● **SET EXERCISE**
Scan the records and identify every line in which the string "Брянск" occurs, then return those lines.

● **RECORDS SHOWN**
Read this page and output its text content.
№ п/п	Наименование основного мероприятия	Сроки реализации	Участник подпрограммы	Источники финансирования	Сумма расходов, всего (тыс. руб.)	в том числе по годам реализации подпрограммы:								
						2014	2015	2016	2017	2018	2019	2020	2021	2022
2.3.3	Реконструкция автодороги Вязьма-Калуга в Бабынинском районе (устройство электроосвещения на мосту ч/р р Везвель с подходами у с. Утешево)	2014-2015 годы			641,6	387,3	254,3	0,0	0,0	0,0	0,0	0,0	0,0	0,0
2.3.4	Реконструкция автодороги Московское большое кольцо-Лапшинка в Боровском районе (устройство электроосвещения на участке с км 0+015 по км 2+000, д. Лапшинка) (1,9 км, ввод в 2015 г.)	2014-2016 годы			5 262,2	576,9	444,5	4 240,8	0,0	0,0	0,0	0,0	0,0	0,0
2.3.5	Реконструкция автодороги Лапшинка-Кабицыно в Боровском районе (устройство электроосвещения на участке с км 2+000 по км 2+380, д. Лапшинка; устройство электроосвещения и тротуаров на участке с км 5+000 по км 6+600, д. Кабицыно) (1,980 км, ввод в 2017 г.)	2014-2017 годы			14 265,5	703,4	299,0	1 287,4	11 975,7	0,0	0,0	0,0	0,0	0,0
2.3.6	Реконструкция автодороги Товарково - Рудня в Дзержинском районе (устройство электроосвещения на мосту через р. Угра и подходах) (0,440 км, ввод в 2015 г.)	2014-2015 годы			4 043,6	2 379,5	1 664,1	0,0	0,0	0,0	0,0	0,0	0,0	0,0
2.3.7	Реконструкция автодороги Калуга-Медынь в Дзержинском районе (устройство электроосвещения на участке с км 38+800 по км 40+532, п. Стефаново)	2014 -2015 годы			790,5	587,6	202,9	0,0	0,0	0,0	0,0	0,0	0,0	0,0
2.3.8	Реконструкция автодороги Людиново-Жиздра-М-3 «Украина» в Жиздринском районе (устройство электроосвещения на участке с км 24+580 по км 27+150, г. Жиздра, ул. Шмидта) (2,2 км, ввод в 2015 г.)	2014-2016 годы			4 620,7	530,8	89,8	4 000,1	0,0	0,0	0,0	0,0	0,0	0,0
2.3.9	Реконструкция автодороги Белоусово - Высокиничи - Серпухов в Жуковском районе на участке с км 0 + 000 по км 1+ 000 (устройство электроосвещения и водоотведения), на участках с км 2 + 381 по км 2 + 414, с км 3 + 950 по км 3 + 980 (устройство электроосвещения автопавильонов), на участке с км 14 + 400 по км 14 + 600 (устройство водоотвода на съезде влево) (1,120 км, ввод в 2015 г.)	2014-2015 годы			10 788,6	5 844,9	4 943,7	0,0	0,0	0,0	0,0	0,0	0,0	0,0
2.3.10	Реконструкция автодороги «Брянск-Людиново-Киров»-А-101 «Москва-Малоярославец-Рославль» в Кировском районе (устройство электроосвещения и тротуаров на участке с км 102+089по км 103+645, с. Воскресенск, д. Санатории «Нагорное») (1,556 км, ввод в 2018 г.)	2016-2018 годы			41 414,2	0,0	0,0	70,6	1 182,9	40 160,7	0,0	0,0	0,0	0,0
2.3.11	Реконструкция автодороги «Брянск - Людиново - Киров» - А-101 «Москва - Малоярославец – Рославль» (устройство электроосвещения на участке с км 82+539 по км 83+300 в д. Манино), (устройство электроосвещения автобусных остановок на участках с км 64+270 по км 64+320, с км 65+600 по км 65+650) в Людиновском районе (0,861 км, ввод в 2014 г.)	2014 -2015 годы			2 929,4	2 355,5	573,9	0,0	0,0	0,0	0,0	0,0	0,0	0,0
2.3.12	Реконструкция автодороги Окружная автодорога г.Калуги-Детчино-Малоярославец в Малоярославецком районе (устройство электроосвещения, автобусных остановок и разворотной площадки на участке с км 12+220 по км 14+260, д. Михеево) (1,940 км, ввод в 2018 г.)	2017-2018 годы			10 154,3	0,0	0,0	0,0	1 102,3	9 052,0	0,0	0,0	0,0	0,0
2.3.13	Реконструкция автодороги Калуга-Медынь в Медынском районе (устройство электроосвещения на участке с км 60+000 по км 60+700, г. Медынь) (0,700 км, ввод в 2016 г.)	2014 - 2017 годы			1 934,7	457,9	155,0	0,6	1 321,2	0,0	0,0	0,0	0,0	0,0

● **RESULT FOR THIS TASK**
2.3.10	Реконструкция автодороги «Брянск-Людиново-Киров»-А-101 «Москва-Малоярославец-Рославль» в Кировском районе (устройство электроосвещения и тротуаров на участке с км 102+089по км 103+645, с. Воскресенск, д. Санатории «Нагорное») (1,556 км, ввод в 2018 г.)	2016-2018 годы			41 414,2	0,0	0,0	70,6	1 182,9	40 160,7	0,0	0,0	0,0	0,0
2.3.11	Реконструкция автодороги «Брянск - Людиново - Киров» - А-101 «Москва - Малоярославец – Рославль» (устройство электроосвещения на участке с км 82+539 по км 83+300 в д. Манино), (устройство электроосвещения автобусных остановок на участках с км 64+270 по км 64+320, с км 65+600 по км 65+650) в Людиновском районе (0,861 км, ввод в 2014 г.)	2014 -2015 годы			2 929,4	2 355,5	573,9	0,0	0,0	0,0	0,0	0,0	0,0	0,0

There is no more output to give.